WRITTEN EXERCISE:
Output the material below unchanged, apart from leaving out the pictures.

SUPPLIED RECORDS:

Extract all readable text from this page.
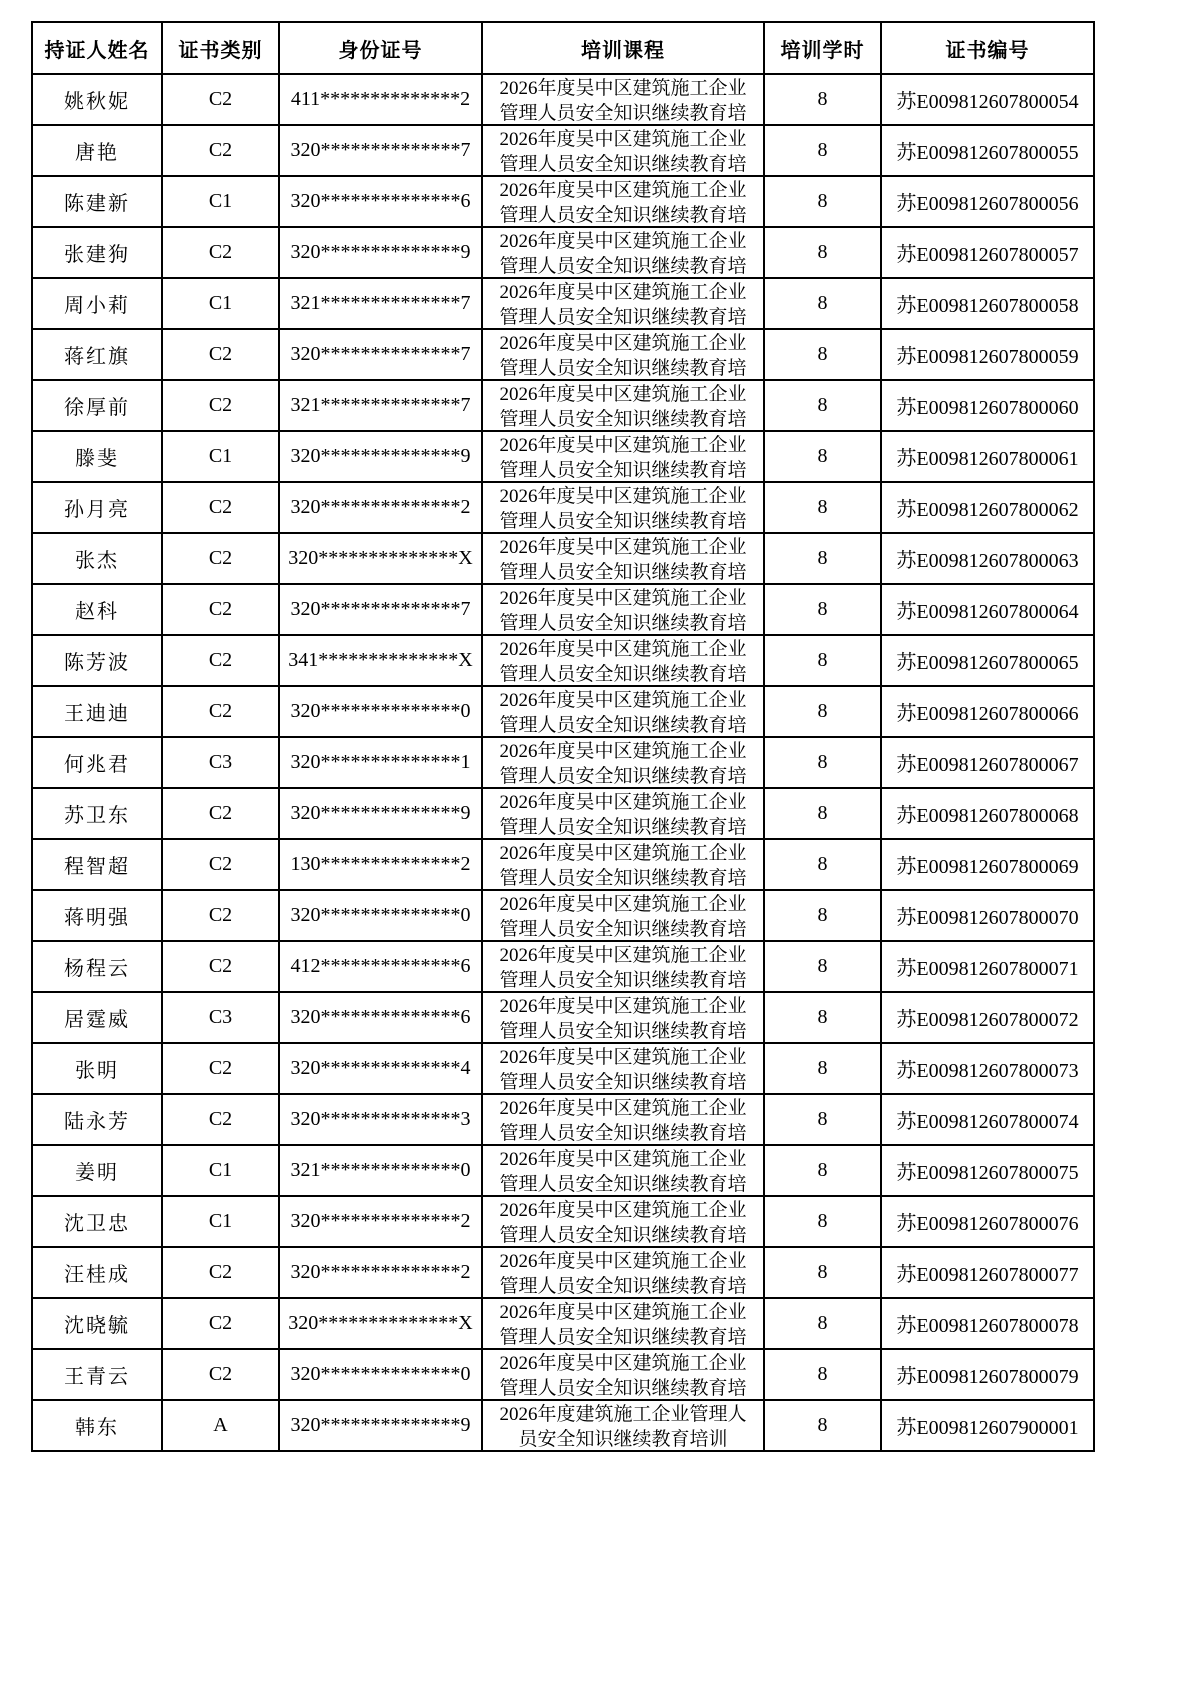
持证人姓名	证书类别	身份证号	培训课程	培训学时	证书编号
姚秋妮	C2	411**************2	2026年度吴中区建筑施工企业管理人员安全知识继续教育培	8	苏E009812607800054
唐艳	C2	320**************7	2026年度吴中区建筑施工企业管理人员安全知识继续教育培	8	苏E009812607800055
陈建新	C1	320**************6	2026年度吴中区建筑施工企业管理人员安全知识继续教育培	8	苏E009812607800056
张建狗	C2	320**************9	2026年度吴中区建筑施工企业管理人员安全知识继续教育培	8	苏E009812607800057
周小莉	C1	321**************7	2026年度吴中区建筑施工企业管理人员安全知识继续教育培	8	苏E009812607800058
蒋红旗	C2	320**************7	2026年度吴中区建筑施工企业管理人员安全知识继续教育培	8	苏E009812607800059
徐厚前	C2	321**************7	2026年度吴中区建筑施工企业管理人员安全知识继续教育培	8	苏E009812607800060
滕斐	C1	320**************9	2026年度吴中区建筑施工企业管理人员安全知识继续教育培	8	苏E009812607800061
孙月亮	C2	320**************2	2026年度吴中区建筑施工企业管理人员安全知识继续教育培	8	苏E009812607800062
张杰	C2	320**************X	2026年度吴中区建筑施工企业管理人员安全知识继续教育培	8	苏E009812607800063
赵科	C2	320**************7	2026年度吴中区建筑施工企业管理人员安全知识继续教育培	8	苏E009812607800064
陈芳波	C2	341**************X	2026年度吴中区建筑施工企业管理人员安全知识继续教育培	8	苏E009812607800065
王迪迪	C2	320**************0	2026年度吴中区建筑施工企业管理人员安全知识继续教育培	8	苏E009812607800066
何兆君	C3	320**************1	2026年度吴中区建筑施工企业管理人员安全知识继续教育培	8	苏E009812607800067
苏卫东	C2	320**************9	2026年度吴中区建筑施工企业管理人员安全知识继续教育培	8	苏E009812607800068
程智超	C2	130**************2	2026年度吴中区建筑施工企业管理人员安全知识继续教育培	8	苏E009812607800069
蒋明强	C2	320**************0	2026年度吴中区建筑施工企业管理人员安全知识继续教育培	8	苏E009812607800070
杨程云	C2	412**************6	2026年度吴中区建筑施工企业管理人员安全知识继续教育培	8	苏E009812607800071
居霆威	C3	320**************6	2026年度吴中区建筑施工企业管理人员安全知识继续教育培	8	苏E009812607800072
张明	C2	320**************4	2026年度吴中区建筑施工企业管理人员安全知识继续教育培	8	苏E009812607800073
陆永芳	C2	320**************3	2026年度吴中区建筑施工企业管理人员安全知识继续教育培	8	苏E009812607800074
姜明	C1	321**************0	2026年度吴中区建筑施工企业管理人员安全知识继续教育培	8	苏E009812607800075
沈卫忠	C1	320**************2	2026年度吴中区建筑施工企业管理人员安全知识继续教育培	8	苏E009812607800076
汪桂成	C2	320**************2	2026年度吴中区建筑施工企业管理人员安全知识继续教育培	8	苏E009812607800077
沈晓毓	C2	320**************X	2026年度吴中区建筑施工企业管理人员安全知识继续教育培	8	苏E009812607800078
王青云	C2	320**************0	2026年度吴中区建筑施工企业管理人员安全知识继续教育培	8	苏E009812607800079
韩东	A	320**************9	2026年度建筑施工企业管理人员安全知识继续教育培训	8	苏E009812607900001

RESULT OF THE TASK:
Extract all readable text from this page.
持证人姓名	证书类别	身份证号	培训课程	培训学时	证书编号
姚秋妮	C2	411**************2	2026年度吴中区建筑施工企业管理人员安全知识继续教育培	8	苏E009812607800054
唐艳	C2	320**************7	2026年度吴中区建筑施工企业管理人员安全知识继续教育培	8	苏E009812607800055
陈建新	C1	320**************6	2026年度吴中区建筑施工企业管理人员安全知识继续教育培	8	苏E009812607800056
张建狗	C2	320**************9	2026年度吴中区建筑施工企业管理人员安全知识继续教育培	8	苏E009812607800057
周小莉	C1	321**************7	2026年度吴中区建筑施工企业管理人员安全知识继续教育培	8	苏E009812607800058
蒋红旗	C2	320**************7	2026年度吴中区建筑施工企业管理人员安全知识继续教育培	8	苏E009812607800059
徐厚前	C2	321**************7	2026年度吴中区建筑施工企业管理人员安全知识继续教育培	8	苏E009812607800060
滕斐	C1	320**************9	2026年度吴中区建筑施工企业管理人员安全知识继续教育培	8	苏E009812607800061
孙月亮	C2	320**************2	2026年度吴中区建筑施工企业管理人员安全知识继续教育培	8	苏E009812607800062
张杰	C2	320**************X	2026年度吴中区建筑施工企业管理人员安全知识继续教育培	8	苏E009812607800063
赵科	C2	320**************7	2026年度吴中区建筑施工企业管理人员安全知识继续教育培	8	苏E009812607800064
陈芳波	C2	341**************X	2026年度吴中区建筑施工企业管理人员安全知识继续教育培	8	苏E009812607800065
王迪迪	C2	320**************0	2026年度吴中区建筑施工企业管理人员安全知识继续教育培	8	苏E009812607800066
何兆君	C3	320**************1	2026年度吴中区建筑施工企业管理人员安全知识继续教育培	8	苏E009812607800067
苏卫东	C2	320**************9	2026年度吴中区建筑施工企业管理人员安全知识继续教育培	8	苏E009812607800068
程智超	C2	130**************2	2026年度吴中区建筑施工企业管理人员安全知识继续教育培	8	苏E009812607800069
蒋明强	C2	320**************0	2026年度吴中区建筑施工企业管理人员安全知识继续教育培	8	苏E009812607800070
杨程云	C2	412**************6	2026年度吴中区建筑施工企业管理人员安全知识继续教育培	8	苏E009812607800071
居霆威	C3	320**************6	2026年度吴中区建筑施工企业管理人员安全知识继续教育培	8	苏E009812607800072
张明	C2	320**************4	2026年度吴中区建筑施工企业管理人员安全知识继续教育培	8	苏E009812607800073
陆永芳	C2	320**************3	2026年度吴中区建筑施工企业管理人员安全知识继续教育培	8	苏E009812607800074
姜明	C1	321**************0	2026年度吴中区建筑施工企业管理人员安全知识继续教育培	8	苏E009812607800075
沈卫忠	C1	320**************2	2026年度吴中区建筑施工企业管理人员安全知识继续教育培	8	苏E009812607800076
汪桂成	C2	320**************2	2026年度吴中区建筑施工企业管理人员安全知识继续教育培	8	苏E009812607800077
沈晓毓	C2	320**************X	2026年度吴中区建筑施工企业管理人员安全知识继续教育培	8	苏E009812607800078
王青云	C2	320**************0	2026年度吴中区建筑施工企业管理人员安全知识继续教育培	8	苏E009812607800079
韩东	A	320**************9	2026年度建筑施工企业管理人员安全知识继续教育培训	8	苏E009812607900001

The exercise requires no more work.